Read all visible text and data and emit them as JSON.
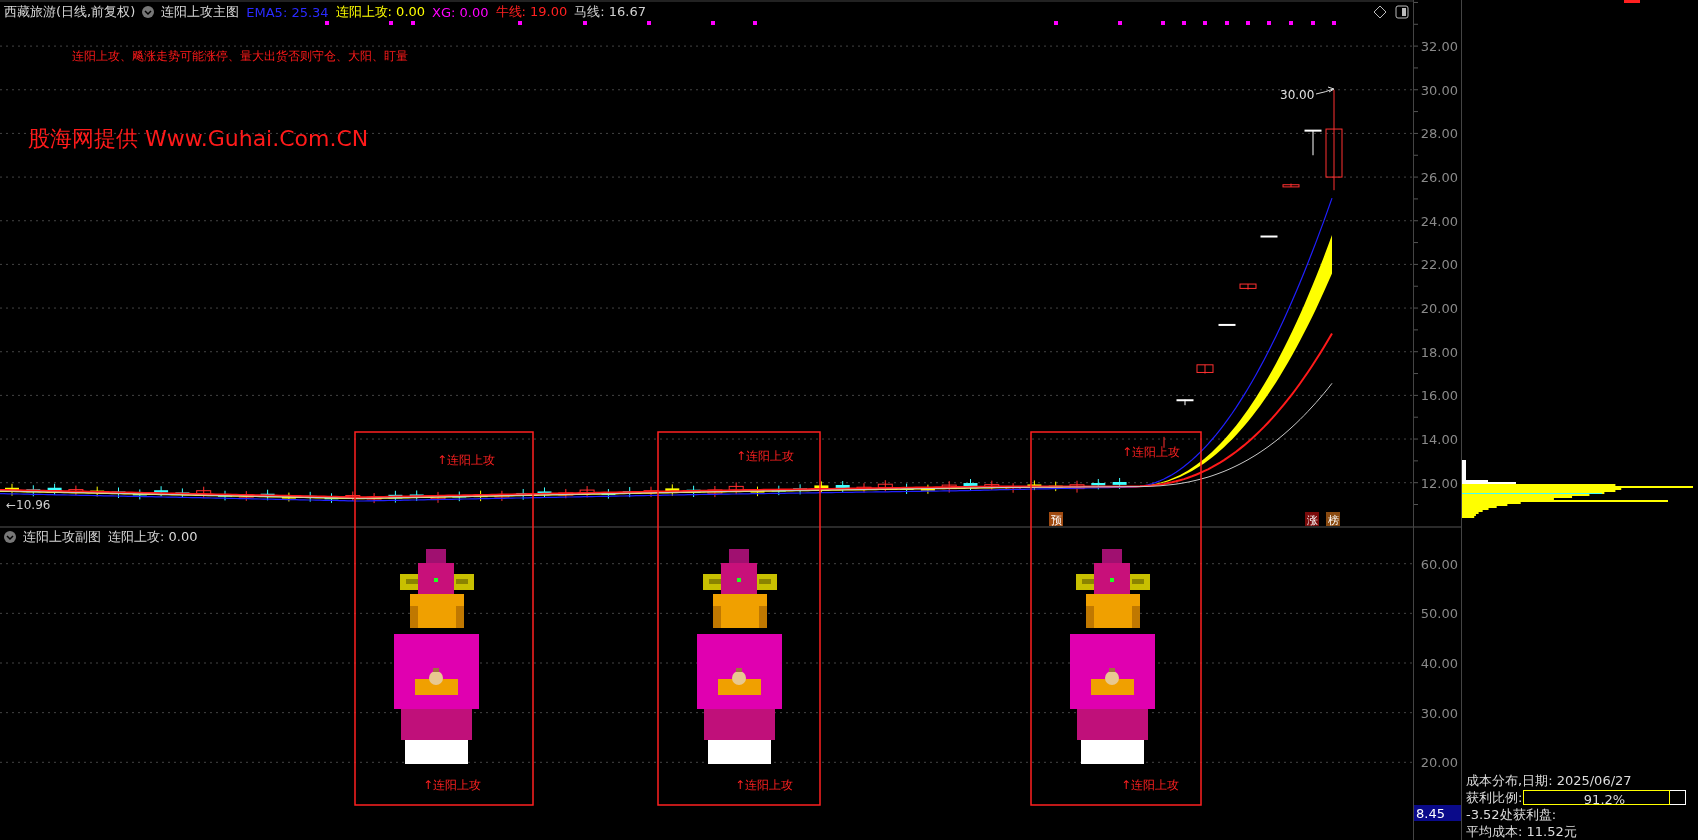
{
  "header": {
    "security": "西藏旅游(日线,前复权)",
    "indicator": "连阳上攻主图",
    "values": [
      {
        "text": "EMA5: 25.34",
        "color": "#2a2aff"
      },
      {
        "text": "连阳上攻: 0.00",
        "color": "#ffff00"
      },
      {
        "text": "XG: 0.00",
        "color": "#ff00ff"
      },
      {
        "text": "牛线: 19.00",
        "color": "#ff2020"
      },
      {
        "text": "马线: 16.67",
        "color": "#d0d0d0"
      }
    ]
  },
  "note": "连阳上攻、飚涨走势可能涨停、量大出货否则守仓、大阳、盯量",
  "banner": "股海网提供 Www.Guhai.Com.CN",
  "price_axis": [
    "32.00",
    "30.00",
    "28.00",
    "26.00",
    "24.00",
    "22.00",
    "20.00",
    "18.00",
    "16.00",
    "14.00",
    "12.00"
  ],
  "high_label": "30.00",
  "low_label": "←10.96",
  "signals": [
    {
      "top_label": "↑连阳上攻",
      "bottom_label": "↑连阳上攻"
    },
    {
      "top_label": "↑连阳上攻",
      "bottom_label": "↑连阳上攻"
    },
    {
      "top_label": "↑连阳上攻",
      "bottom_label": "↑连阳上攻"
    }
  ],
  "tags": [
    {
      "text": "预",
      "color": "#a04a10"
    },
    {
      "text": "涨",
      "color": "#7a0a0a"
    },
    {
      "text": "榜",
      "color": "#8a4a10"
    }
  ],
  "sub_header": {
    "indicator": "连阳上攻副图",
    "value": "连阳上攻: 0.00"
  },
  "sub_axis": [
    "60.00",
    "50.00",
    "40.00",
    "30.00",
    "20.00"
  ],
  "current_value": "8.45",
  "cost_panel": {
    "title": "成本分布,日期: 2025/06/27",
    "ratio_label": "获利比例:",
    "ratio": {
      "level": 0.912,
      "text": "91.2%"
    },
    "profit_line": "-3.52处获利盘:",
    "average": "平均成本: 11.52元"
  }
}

::::::

=== TASK BRIEF ===
Report only a number: how many lines in the material above contain the string "indicator".

=== ANSWER FOR THE TASK ===
2